## WRITTEN PROBLEM
In the listing below, pick out lines with "appointed".

(Records from a data source)
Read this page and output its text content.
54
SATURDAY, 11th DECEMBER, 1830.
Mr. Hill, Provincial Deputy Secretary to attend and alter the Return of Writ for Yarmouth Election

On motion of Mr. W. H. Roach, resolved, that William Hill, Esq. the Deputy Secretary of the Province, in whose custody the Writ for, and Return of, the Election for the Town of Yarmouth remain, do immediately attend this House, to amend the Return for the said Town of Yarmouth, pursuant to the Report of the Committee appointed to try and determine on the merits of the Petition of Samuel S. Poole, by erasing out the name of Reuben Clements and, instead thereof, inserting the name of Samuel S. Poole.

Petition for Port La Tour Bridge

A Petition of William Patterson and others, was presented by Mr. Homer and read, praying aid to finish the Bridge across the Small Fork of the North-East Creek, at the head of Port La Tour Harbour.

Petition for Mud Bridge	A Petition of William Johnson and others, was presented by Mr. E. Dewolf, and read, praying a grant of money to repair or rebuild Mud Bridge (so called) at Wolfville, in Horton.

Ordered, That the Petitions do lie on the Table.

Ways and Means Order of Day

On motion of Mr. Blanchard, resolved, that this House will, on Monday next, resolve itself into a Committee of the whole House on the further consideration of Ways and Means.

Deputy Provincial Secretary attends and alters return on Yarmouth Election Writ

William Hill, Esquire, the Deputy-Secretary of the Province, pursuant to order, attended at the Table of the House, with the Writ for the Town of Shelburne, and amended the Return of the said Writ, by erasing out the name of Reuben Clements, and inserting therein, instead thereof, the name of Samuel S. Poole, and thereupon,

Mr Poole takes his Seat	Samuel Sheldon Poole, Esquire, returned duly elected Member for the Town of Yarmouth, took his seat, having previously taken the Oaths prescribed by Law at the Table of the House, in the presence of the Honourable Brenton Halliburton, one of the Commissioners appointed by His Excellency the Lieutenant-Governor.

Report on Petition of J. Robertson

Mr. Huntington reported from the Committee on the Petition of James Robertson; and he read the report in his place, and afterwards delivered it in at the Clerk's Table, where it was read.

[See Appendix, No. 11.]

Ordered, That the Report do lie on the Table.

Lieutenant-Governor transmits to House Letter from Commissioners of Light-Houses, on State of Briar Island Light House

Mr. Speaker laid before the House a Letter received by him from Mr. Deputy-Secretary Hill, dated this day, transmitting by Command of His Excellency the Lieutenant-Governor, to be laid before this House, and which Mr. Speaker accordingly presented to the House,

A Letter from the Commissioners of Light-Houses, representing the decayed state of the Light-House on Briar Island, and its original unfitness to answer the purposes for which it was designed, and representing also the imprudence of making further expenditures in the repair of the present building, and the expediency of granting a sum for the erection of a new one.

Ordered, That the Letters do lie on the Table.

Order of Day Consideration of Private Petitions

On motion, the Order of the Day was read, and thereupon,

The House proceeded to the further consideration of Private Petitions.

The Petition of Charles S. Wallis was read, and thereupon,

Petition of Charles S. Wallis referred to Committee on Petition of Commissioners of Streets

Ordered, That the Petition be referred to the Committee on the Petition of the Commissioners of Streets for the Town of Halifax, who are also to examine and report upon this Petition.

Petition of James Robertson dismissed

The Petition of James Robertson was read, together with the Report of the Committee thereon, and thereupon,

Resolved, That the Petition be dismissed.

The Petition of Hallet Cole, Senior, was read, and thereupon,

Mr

## FULL SOLUTION
On motion of Mr. W. H. Roach, resolved, that William Hill, Esq. the Deputy Secretary of the Province, in whose custody the Writ for, and Return of, the Election for the Town of Yarmouth remain, do immediately attend this House, to amend the Return for the said Town of Yarmouth, pursuant to the Report of the Committee appointed to try and determine on the merits of the Petition of Samuel S. Poole, by erasing out the name of Reuben Clements and, instead thereof, inserting the name of Samuel S. Poole.
Mr Poole takes his Seat	Samuel Sheldon Poole, Esquire, returned duly elected Member for the Town of Yarmouth, took his seat, having previously taken the Oaths prescribed by Law at the Table of the House, in the presence of the Honourable Brenton Halliburton, one of the Commissioners appointed by His Excellency the Lieutenant-Governor.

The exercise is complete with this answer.